AVAILABLE RECORDS -
☆ ☆ ☆

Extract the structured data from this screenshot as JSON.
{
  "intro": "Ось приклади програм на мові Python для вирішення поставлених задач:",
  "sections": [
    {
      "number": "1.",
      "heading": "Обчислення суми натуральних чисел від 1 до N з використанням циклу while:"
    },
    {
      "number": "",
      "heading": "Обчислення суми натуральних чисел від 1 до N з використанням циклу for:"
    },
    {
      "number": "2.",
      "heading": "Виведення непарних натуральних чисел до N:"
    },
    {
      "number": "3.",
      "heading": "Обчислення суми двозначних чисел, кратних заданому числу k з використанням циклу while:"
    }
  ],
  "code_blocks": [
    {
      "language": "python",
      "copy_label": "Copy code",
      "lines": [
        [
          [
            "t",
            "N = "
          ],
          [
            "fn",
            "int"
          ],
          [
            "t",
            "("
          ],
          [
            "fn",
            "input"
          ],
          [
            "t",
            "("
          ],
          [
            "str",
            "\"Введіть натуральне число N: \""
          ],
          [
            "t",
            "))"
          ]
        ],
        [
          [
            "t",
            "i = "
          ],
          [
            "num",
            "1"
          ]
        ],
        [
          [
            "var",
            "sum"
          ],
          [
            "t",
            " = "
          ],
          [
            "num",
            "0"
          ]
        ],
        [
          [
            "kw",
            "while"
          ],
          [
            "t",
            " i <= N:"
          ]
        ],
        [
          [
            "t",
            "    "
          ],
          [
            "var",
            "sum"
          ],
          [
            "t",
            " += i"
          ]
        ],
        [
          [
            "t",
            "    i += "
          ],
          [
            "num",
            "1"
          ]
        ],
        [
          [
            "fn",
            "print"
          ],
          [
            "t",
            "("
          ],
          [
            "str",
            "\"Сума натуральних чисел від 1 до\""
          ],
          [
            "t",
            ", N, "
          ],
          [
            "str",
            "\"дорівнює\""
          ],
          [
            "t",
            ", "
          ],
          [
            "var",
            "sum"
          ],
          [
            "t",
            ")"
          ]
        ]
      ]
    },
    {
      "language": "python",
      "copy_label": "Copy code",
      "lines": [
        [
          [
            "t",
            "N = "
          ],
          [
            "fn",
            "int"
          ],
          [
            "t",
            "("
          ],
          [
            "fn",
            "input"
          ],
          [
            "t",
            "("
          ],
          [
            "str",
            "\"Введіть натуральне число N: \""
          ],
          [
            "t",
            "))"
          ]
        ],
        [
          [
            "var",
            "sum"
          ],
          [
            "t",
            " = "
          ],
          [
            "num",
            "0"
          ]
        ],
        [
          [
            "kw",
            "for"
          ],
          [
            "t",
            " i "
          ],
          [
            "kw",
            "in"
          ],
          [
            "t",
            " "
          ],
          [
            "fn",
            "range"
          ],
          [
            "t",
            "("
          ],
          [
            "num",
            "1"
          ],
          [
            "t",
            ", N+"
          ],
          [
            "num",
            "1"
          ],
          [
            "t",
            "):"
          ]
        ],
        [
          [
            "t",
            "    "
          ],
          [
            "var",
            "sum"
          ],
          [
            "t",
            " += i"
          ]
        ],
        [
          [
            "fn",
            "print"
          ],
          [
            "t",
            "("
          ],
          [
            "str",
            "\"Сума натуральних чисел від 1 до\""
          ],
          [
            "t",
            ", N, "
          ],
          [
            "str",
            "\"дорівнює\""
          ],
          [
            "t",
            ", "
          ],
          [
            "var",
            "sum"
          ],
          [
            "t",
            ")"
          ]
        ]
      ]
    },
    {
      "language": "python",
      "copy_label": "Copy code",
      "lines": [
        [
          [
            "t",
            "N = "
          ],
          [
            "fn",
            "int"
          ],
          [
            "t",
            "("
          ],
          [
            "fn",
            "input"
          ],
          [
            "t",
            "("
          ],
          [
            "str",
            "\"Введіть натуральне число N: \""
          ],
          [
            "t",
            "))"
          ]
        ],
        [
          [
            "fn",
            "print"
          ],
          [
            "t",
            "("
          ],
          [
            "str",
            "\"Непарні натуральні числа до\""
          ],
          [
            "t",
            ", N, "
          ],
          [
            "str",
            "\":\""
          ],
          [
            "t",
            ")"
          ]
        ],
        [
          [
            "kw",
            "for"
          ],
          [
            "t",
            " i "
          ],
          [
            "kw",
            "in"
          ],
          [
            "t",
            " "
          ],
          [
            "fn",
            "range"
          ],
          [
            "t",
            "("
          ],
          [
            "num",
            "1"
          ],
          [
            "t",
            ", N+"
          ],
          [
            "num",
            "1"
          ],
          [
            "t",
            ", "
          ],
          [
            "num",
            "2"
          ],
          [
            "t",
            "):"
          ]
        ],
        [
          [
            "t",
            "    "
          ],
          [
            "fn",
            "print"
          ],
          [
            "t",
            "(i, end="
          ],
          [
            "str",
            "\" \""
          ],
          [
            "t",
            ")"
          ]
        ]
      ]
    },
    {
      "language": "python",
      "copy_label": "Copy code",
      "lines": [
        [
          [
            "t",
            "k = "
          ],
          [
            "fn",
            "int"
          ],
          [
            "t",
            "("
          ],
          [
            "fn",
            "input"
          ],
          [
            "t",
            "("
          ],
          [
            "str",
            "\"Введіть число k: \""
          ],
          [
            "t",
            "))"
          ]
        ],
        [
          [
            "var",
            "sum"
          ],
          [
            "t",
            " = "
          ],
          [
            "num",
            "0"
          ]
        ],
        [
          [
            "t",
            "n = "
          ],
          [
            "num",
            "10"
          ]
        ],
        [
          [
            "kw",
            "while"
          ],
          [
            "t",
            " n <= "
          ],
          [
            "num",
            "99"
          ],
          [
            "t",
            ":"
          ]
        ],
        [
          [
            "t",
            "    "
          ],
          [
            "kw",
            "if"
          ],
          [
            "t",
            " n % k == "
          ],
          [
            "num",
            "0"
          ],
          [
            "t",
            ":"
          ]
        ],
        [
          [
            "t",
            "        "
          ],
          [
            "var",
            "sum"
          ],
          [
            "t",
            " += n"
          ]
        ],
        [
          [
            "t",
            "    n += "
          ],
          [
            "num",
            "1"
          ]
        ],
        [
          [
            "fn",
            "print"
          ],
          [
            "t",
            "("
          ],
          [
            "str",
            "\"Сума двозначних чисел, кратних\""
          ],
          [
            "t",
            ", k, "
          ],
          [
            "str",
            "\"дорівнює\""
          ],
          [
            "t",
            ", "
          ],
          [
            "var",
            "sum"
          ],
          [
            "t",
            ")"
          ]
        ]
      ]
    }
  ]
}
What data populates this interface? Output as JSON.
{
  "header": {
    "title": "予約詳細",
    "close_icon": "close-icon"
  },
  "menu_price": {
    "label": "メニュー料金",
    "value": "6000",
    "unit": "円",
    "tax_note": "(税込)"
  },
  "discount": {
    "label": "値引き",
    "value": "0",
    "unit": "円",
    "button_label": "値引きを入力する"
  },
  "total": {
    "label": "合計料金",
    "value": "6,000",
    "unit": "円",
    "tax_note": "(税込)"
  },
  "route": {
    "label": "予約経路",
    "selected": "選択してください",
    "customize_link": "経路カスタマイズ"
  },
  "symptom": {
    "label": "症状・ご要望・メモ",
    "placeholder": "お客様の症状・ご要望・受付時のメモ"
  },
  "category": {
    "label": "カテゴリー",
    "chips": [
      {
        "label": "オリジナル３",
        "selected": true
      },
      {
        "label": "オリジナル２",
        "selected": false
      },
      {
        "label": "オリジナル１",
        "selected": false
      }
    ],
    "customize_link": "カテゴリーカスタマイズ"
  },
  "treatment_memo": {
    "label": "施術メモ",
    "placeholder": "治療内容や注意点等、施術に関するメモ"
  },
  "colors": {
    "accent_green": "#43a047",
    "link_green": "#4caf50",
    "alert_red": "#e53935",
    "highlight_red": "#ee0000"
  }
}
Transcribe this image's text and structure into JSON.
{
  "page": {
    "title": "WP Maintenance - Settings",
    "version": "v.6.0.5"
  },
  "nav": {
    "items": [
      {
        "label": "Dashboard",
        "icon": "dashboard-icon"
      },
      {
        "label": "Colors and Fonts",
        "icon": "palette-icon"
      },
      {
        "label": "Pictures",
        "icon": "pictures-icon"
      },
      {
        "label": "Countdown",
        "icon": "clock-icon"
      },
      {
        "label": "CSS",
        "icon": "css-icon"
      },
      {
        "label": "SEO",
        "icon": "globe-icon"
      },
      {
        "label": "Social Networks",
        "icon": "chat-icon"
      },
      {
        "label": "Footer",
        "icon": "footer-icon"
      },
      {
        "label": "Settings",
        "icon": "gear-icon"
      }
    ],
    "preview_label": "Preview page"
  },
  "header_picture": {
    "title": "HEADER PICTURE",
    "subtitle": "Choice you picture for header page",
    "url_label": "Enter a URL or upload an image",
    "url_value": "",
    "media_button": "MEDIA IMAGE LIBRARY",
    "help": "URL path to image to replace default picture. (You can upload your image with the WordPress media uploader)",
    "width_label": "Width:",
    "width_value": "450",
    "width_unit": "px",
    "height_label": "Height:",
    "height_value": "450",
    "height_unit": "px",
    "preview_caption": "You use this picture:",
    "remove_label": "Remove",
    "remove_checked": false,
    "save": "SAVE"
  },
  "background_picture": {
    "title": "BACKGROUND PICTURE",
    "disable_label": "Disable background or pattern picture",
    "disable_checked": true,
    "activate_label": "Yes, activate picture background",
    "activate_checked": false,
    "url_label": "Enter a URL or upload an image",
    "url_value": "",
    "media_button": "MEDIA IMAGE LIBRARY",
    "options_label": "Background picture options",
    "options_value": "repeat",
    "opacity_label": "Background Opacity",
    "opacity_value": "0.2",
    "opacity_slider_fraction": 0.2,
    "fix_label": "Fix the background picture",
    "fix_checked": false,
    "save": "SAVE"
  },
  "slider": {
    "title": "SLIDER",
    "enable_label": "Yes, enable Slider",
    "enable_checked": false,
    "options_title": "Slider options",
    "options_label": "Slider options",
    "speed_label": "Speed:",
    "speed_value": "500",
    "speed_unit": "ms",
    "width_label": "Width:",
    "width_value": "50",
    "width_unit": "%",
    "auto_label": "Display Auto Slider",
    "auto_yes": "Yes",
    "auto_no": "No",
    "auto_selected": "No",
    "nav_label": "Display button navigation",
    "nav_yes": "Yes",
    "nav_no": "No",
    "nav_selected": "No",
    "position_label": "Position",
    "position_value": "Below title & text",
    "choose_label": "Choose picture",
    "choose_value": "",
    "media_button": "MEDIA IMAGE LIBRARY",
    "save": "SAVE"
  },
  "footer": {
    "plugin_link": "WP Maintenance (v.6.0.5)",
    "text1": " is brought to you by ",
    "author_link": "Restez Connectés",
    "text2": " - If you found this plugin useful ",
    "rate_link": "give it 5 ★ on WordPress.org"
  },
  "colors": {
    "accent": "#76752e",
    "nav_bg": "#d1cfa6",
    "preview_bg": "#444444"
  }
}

☆ ☆ ☆

PROBLEM TO WORK ON - Which lines above contain "false"? Show each of them.

RESULT FOR THIS TASK -
        "selected": false
        "selected": false
    "remove_checked": false,
    "activate_checked": false,
    "fix_checked": false,
    "enable_checked": false,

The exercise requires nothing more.